--- BEGIN QUOTED TEXT ---

Friday, May 30, 2014

Monolithic MT or 50 Shades of Grey?

In the many discussions by different parties in the professional translation world involving machine translation, we see a great deal of conflation and confusion because most people assume that all MT is equivalent and that any MT under discussion is largely identical in all aspects. Here is a slightly modified description of what conflation is from the Wikipedia.
Conflation occurs when the identities of two or more implementations, concepts, or products, sharing some characteristics of one another, seem to be a single identity — the differences appear to become lost.[1] In logic, it is the practice of treating two distinct MT variants as if they were one, which produces errors or misunderstandings as a fusion of distinct subjects tends to obscure analysis of relationships which are emphasized by contrasts.
However, there are many reasons to question this “all MT is the same” assumption, as there are in fact many variants of MT, and it is useful to have some general understanding of the core characteristics of each of these variants so that a meaningful and more productive dialogue can be had when discussing how the technology can be used. This is particularly true in discussions with translators as the general understanding is that all the variants are essentially the same. This can be seen clearly in the comments to the last post about improving the dialogue with translators. Misunderstandings are common when people use the same words to mean  very different things.

There may be some who view my characterizations as opinionated and biased, and perhaps they are, but I do feel that in general these characterizations are fair and reasonable and most who have been examining the possibilities of this technology for a while, will likely agree with some if not all of my characterizations.

The broadest characterization that can be made about MT is around the methodology used in developing the MT systems i.e. Rule-based MT (RbMT) and Statistical MT (SMT) or some kind of hybrid as today users of both of these methodologies claim to have a hybrid approach. If you know what you are doing both can work for you but for the most part the world has definitely moved away from RbMT, and towards statistically based approaches and the greatest amount of commercial and research activity is around evolving SMT technology. I have written previously about this but we continue to see misleading information about this often, even from alleged experts. For practitioners the technology you use has a definite impact on the kind and degree of control you have over the MT output during the system development process so one should care what technology is used. What are considered valuable skills and expertise in SMT may not be as useful with RbMT and vice versa, and they are both complex enough that real expertise only comes from a continuing focus and deep exposure and long-term experience. 

The next level of MT categorization that I think is useful is the following:
  • Free Online MT (Google, Bing Translate etc..)

--- END QUOTED TEXT ---
--- BEGIN SUPPLIED DATA ---

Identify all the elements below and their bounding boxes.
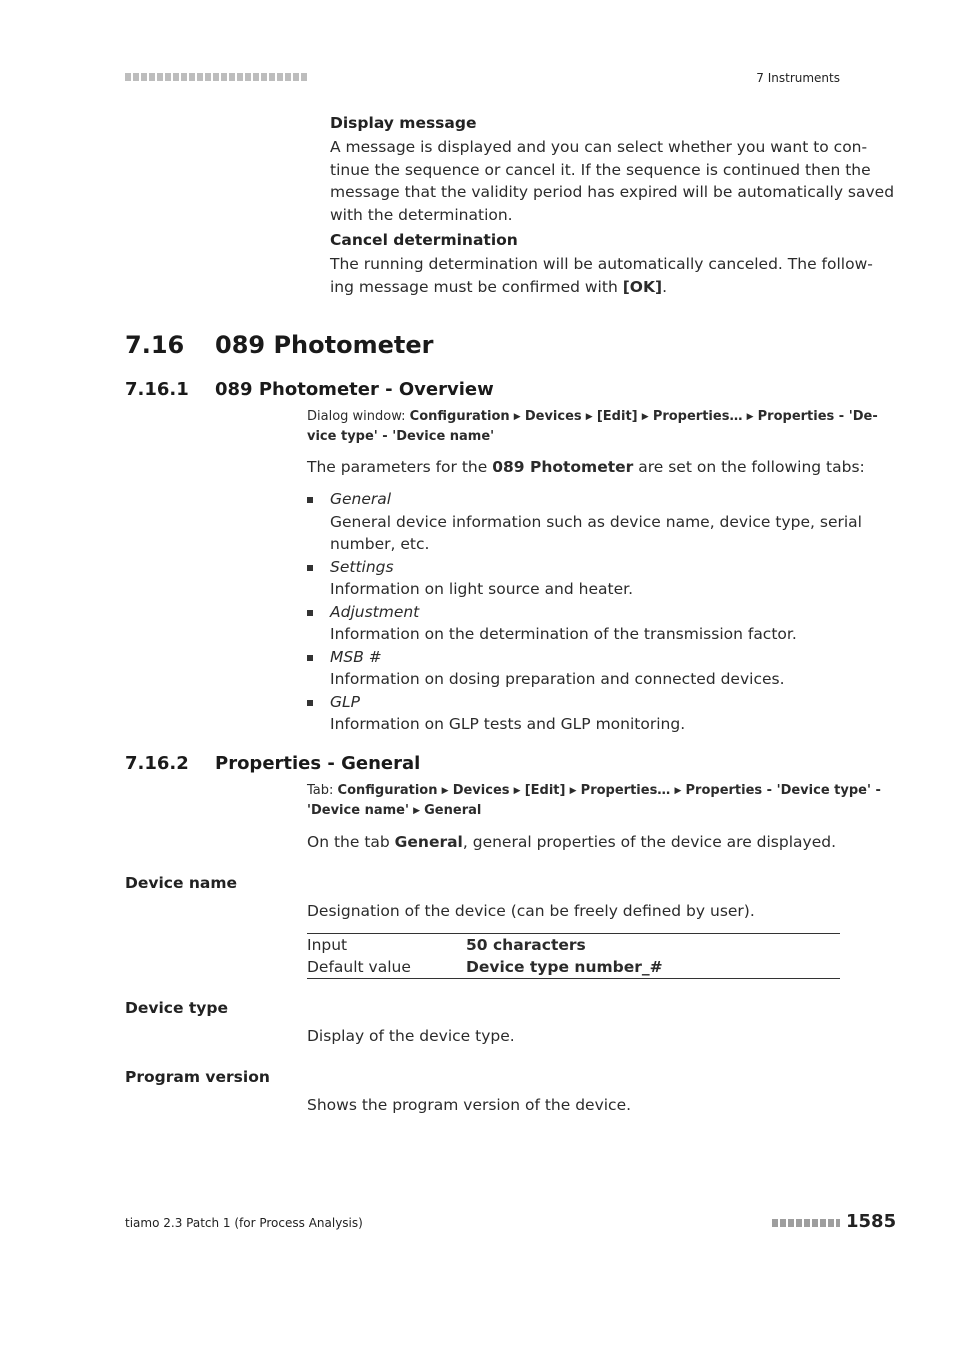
general-intro: On the tab General, general properties of the device are displayed. [307, 833, 836, 851]
list-item: General General device information such as device name, device type, serial number, etc. [307, 488, 862, 556]
list-item: MSB # Information on dosing preparation and connected devices. [307, 646, 862, 691]
param-label-device-name: Device name [125, 874, 238, 892]
chapter-header: 7 Instruments [756, 71, 840, 85]
section-heading-7-16-1: 7.16.1 089 Photometer - Overview [125, 379, 494, 400]
page-number: 1585 [846, 1211, 897, 1232]
footer-product: tiamo 2.3 Patch 1 (for Process Analysis) [125, 1216, 363, 1230]
ok-key: [OK] [622, 277, 663, 296]
dialog-path: Dialog window: Configuration ▶ Devices ▶ [Edit] ▶ Properties… ▶ Properties - 'De- vice type' - 'Device name' [307, 409, 878, 444]
list-item: GLP Information on GLP tests and GLP monitoring. [307, 691, 862, 736]
param-desc-program-version: Shows the program version of the device. [307, 1096, 632, 1114]
param-desc-device-type: Display of the device type. [307, 1027, 515, 1045]
overview-intro: The parameters for the 089 Photometer are set on the following tabs: [307, 458, 865, 476]
cancel-determination-text: The running determination will be automatically canceled. The follow- ing message must be confirmed with [OK]. [330, 255, 873, 296]
tab-path: Tab: Configuration ▶ Devices ▶ [Edit] ▶ Properties… ▶ Properties - 'Device type' - 'Device name' ▶ General [307, 783, 881, 818]
display-message-title: Display message [330, 114, 477, 132]
tabs-list [307, 488, 862, 736]
param-label-program-version: Program version [125, 1068, 270, 1086]
param-desc-device-name: Designation of the device (can be freely defined by user). [307, 902, 755, 920]
table-row: Default value Device type number_# [307, 956, 840, 979]
param-label-device-type: Device type [125, 999, 229, 1017]
cancel-determination-title: Cancel determination [330, 231, 518, 249]
display-message-text: A message is displayed and you can select whether you want to con- tinue the sequence or cancel it. If the sequence is continued then the message that the validity period has expired will be automatically saved with the determination. [330, 138, 895, 224]
list-item: Adjustment Information on the determination of the transmission factor. [307, 601, 862, 646]
footer-decoration [772, 1219, 840, 1227]
device-name-table [307, 933, 840, 979]
list-item: Settings Information on light source and heater. [307, 556, 862, 601]
header-decoration [125, 73, 307, 81]
table-row: Input 50 characters [307, 934, 840, 957]
section-heading-7-16-2: 7.16.2 Properties - General [125, 753, 421, 774]
section-heading-7-16: 7.16 089 Photometer [125, 331, 434, 359]
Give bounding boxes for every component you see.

--- END SUPPLIED DATA ---

TASK INSTRUCTIONS:
a) Revise the post on machine translation variants from "Conflation occurs when" up to and including "emphasized by contrasts.", changing "distinct subjects" to "separate topics".
b) Pick up the post on machine translation variants where it ends and write what comes next.

THE ANSWERS:
a)
Conflation occurs when the identities of two or more implementations, concepts, or products, sharing some characteristics of one another, seem to be a single identity — the differences appear to become lost.[1] In logic, it is the practice of treating two distinct MT variants as if they were one, which produces errors or misunderstandings as a fusion of separate topics tends to obscure analysis of relationships which are emphasized by contrasts.

b)
  • Open Source MT Toolkits (Moses & Apertium)
  • Expert Proprietary MT Systems
The toughest challenge in machine translation is the one that online MT providers like Google and Bing Translate attempt to address. They want to translate anything that anybody wants to translate instantly across thousands of language pairs. Historically, Systran and some other RbMT systems also addressed this challenge on a smaller scale, but the SMT based solutions have easily surpassed the output quality of these older RbMT systems in a few short years. The quality of these MT systems varies by language, with the best output produced in Romance languages (FR, IT, ES, PT) and the worst quality in languages like Korean, Turkish and Hungarian and of course most African, Indic and lesser Asian languages. Thus the Spanish experience with “MT” is significantly different to the Korean one or the Hindi one. This is the “MT” that is most visible, and most widely used translation technology across the globe. This is also what most translators mean and reference when they complain about “poor MT quality”. For a professional translator user, there are very limited customization and tuning capabilities, but even the generic system output can be very useful to translators working with romance languages and save typing time if nothing else. Microsoft does allow some level of customization depending on user data availability. This type of generic MT is the most widely used “MT” today, and in fact is where most of the translation done on the planet today is done. The number of users numbers in the hundreds of millions per month. We should note that in the many discussions about MT in the professional translation world most people are referring to these generic online MT capabilities when they make a reference to “MT”.

Open Source MT Toolkits (Moses & Apertium)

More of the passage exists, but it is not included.